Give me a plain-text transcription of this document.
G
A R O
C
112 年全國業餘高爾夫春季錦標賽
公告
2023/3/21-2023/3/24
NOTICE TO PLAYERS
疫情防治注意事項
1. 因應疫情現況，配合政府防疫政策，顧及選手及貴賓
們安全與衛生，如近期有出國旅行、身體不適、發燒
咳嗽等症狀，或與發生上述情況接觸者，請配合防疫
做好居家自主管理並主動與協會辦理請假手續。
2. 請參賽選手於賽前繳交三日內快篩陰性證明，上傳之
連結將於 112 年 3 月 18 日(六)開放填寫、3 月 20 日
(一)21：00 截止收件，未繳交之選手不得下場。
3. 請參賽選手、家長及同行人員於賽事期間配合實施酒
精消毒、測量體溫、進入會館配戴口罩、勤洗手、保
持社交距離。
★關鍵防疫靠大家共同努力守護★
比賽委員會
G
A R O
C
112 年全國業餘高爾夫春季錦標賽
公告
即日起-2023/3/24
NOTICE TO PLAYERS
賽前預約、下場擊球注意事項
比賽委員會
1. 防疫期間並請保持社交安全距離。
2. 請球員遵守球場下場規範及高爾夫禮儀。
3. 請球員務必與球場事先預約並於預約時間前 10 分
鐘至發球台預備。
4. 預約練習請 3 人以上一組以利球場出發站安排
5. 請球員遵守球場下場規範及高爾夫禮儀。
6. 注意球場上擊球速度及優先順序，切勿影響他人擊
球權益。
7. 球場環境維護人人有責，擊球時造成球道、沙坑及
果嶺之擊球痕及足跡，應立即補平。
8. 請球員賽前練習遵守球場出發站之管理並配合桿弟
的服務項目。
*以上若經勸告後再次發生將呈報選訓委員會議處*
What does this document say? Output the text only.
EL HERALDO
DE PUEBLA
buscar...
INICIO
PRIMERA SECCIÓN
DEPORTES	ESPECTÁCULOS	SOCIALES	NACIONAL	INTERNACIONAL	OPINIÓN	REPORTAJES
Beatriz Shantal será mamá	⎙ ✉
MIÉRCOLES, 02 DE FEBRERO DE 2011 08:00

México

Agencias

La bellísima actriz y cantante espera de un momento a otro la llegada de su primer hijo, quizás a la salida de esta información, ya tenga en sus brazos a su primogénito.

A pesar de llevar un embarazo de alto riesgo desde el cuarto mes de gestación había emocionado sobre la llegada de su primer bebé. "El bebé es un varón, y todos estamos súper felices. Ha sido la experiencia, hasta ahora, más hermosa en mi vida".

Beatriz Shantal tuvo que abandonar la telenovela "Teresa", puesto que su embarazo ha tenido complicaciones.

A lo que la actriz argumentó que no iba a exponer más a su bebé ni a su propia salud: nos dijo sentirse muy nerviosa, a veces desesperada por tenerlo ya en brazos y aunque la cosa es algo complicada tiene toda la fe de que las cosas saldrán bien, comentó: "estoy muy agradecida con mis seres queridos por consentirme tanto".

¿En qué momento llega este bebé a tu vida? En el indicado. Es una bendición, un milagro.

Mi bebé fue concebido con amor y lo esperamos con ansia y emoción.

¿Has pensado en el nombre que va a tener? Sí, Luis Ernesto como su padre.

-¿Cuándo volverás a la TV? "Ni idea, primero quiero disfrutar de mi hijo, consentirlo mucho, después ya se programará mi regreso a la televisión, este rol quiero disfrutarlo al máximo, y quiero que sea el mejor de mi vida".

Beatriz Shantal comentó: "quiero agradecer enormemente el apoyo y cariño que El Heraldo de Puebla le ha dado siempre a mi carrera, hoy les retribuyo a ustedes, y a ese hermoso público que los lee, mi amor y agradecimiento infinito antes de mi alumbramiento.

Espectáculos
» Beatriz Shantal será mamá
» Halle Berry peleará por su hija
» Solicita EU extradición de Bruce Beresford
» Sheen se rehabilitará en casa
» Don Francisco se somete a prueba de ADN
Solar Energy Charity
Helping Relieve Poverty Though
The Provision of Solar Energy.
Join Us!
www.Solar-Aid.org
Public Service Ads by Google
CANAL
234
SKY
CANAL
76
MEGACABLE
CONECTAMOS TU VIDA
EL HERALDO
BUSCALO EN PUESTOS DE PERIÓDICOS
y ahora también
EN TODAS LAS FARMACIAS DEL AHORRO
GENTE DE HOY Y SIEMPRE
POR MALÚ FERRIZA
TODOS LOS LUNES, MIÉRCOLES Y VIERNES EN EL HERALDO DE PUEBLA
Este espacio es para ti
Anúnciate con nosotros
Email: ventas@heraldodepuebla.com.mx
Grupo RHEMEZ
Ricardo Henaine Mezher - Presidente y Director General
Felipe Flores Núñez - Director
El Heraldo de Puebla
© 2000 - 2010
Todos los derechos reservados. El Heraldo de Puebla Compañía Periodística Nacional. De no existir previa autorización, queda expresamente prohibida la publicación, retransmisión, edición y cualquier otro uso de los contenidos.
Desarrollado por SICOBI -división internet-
+ + + + +
### Problem:
Quote the entire listing above exactly.

### Reply to the exercise:
Give me a plain-text transcription of this document.
G
A R O
C
112 年全國業餘高爾夫春季錦標賽
公告
2023/3/21-2023/3/24
NOTICE TO PLAYERS
疫情防治注意事項
1. 因應疫情現況，配合政府防疫政策，顧及選手及貴賓
們安全與衛生，如近期有出國旅行、身體不適、發燒
咳嗽等症狀，或與發生上述情況接觸者，請配合防疫
做好居家自主管理並主動與協會辦理請假手續。
2. 請參賽選手於賽前繳交三日內快篩陰性證明，上傳之
連結將於 112 年 3 月 18 日(六)開放填寫、3 月 20 日
(一)21：00 截止收件，未繳交之選手不得下場。
3. 請參賽選手、家長及同行人員於賽事期間配合實施酒
精消毒、測量體溫、進入會館配戴口罩、勤洗手、保
持社交距離。
★關鍵防疫靠大家共同努力守護★
比賽委員會
G
A R O
C
112 年全國業餘高爾夫春季錦標賽
公告
即日起-2023/3/24
NOTICE TO PLAYERS
賽前預約、下場擊球注意事項
比賽委員會
1. 防疫期間並請保持社交安全距離。
2. 請球員遵守球場下場規範及高爾夫禮儀。
3. 請球員務必與球場事先預約並於預約時間前 10 分
鐘至發球台預備。
4. 預約練習請 3 人以上一組以利球場出發站安排
5. 請球員遵守球場下場規範及高爾夫禮儀。
6. 注意球場上擊球速度及優先順序，切勿影響他人擊
球權益。
7. 球場環境維護人人有責，擊球時造成球道、沙坑及
果嶺之擊球痕及足跡，應立即補平。
8. 請球員賽前練習遵守球場出發站之管理並配合桿弟
的服務項目。
*以上若經勸告後再次發生將呈報選訓委員會議處*
What does this document say? Output the text only.
EL HERALDO
DE PUEBLA
buscar...
INICIO
PRIMERA SECCIÓN
DEPORTES	ESPECTÁCULOS	SOCIALES	NACIONAL	INTERNACIONAL	OPINIÓN	REPORTAJES
Beatriz Shantal será mamá	⎙ ✉
MIÉRCOLES, 02 DE FEBRERO DE 2011 08:00

México

Agencias

La bellísima actriz y cantante espera de un momento a otro la llegada de su primer hijo, quizás a la salida de esta información, ya tenga en sus brazos a su primogénito.

A pesar de llevar un embarazo de alto riesgo desde el cuarto mes de gestación había emocionado sobre la llegada de su primer bebé. "El bebé es un varón, y todos estamos súper felices. Ha sido la experiencia, hasta ahora, más hermosa en mi vida".

Beatriz Shantal tuvo que abandonar la telenovela "Teresa", puesto que su embarazo ha tenido complicaciones.

A lo que la actriz argumentó que no iba a exponer más a su bebé ni a su propia salud: nos dijo sentirse muy nerviosa, a veces desesperada por tenerlo ya en brazos y aunque la cosa es algo complicada tiene toda la fe de que las cosas saldrán bien, comentó: "estoy muy agradecida con mis seres queridos por consentirme tanto".

¿En qué momento llega este bebé a tu vida? En el indicado. Es una bendición, un milagro.

Mi bebé fue concebido con amor y lo esperamos con ansia y emoción.

¿Has pensado en el nombre que va a tener? Sí, Luis Ernesto como su padre.

-¿Cuándo volverás a la TV? "Ni idea, primero quiero disfrutar de mi hijo, consentirlo mucho, después ya se programará mi regreso a la televisión, este rol quiero disfrutarlo al máximo, y quiero que sea el mejor de mi vida".

Beatriz Shantal comentó: "quiero agradecer enormemente el apoyo y cariño que El Heraldo de Puebla le ha dado siempre a mi carrera, hoy les retribuyo a ustedes, y a ese hermoso público que los lee, mi amor y agradecimiento infinito antes de mi alumbramiento.

Espectáculos
» Beatriz Shantal será mamá
» Halle Berry peleará por su hija
» Solicita EU extradición de Bruce Beresford
» Sheen se rehabilitará en casa
» Don Francisco se somete a prueba de ADN
Solar Energy Charity
Helping Relieve Poverty Though
The Provision of Solar Energy.
Join Us!
www.Solar-Aid.org
Public Service Ads by Google
CANAL
234
SKY
CANAL
76
MEGACABLE
CONECTAMOS TU VIDA
EL HERALDO
BUSCALO EN PUESTOS DE PERIÓDICOS
y ahora también
EN TODAS LAS FARMACIAS DEL AHORRO
GENTE DE HOY Y SIEMPRE
POR MALÚ FERRIZA
TODOS LOS LUNES, MIÉRCOLES Y VIERNES EN EL HERALDO DE PUEBLA
Este espacio es para ti
Anúnciate con nosotros
Email: ventas@heraldodepuebla.com.mx
Grupo RHEMEZ
Ricardo Henaine Mezher - Presidente y Director General
Felipe Flores Núñez - Director
El Heraldo de Puebla
© 2000 - 2010
Todos los derechos reservados. El Heraldo de Puebla Compañía Periodística Nacional. De no existir previa autorización, queda expresamente prohibida la publicación, retransmisión, edición y cualquier otro uso de los contenidos.
Desarrollado por SICOBI -división internet-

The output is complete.